• [Input material]
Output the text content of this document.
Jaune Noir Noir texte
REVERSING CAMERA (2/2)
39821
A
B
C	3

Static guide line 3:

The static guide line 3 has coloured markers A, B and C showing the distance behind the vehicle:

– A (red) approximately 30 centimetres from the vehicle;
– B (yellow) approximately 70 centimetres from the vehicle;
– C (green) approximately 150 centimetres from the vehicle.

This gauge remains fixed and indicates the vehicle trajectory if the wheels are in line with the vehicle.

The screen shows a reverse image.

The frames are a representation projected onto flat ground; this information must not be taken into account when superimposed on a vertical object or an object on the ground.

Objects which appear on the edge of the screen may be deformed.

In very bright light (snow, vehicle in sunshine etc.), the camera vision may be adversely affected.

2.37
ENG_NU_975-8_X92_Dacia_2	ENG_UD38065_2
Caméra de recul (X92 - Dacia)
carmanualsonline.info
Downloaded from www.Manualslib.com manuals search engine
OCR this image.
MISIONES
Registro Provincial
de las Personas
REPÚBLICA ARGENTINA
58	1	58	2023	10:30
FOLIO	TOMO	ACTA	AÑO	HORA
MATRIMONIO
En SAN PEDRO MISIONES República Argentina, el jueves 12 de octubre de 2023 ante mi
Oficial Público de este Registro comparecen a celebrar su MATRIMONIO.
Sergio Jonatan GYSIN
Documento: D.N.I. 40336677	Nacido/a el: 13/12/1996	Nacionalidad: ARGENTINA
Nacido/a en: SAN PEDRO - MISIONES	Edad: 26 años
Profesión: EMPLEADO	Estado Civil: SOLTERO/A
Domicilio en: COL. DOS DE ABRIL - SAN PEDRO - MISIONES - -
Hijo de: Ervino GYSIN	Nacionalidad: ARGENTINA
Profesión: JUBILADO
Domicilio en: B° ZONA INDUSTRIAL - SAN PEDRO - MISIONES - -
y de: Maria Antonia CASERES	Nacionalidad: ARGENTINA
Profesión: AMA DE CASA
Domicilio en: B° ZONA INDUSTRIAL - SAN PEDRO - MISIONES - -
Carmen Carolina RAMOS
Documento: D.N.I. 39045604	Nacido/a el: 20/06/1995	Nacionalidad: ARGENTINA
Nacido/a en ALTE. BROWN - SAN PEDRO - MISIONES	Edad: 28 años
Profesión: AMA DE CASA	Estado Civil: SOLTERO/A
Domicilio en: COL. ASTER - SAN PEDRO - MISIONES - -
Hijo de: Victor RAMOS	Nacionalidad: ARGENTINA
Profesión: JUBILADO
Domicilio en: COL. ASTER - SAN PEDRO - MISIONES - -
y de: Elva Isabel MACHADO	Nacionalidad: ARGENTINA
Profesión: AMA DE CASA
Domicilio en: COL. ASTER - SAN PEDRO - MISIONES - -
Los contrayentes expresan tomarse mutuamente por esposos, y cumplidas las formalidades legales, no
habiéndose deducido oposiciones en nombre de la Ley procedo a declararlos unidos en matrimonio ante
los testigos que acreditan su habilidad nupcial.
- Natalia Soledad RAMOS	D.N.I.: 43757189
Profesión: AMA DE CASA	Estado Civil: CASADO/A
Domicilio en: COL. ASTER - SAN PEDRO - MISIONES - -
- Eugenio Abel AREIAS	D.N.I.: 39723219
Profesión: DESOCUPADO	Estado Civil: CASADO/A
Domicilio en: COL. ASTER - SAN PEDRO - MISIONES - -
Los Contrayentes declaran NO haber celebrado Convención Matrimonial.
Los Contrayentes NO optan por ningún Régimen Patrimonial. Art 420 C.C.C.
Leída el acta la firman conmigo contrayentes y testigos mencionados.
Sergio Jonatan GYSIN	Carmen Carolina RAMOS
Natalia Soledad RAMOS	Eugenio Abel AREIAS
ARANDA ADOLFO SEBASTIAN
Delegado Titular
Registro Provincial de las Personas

• [Work to complete] From the listing above, copy all lines holding the word "años".

• [Exercise answer]
Nacido/a en: SAN PEDRO - MISIONES	Edad: 26 años
Nacido/a en ALTE. BROWN - SAN PEDRO - MISIONES	Edad: 28 años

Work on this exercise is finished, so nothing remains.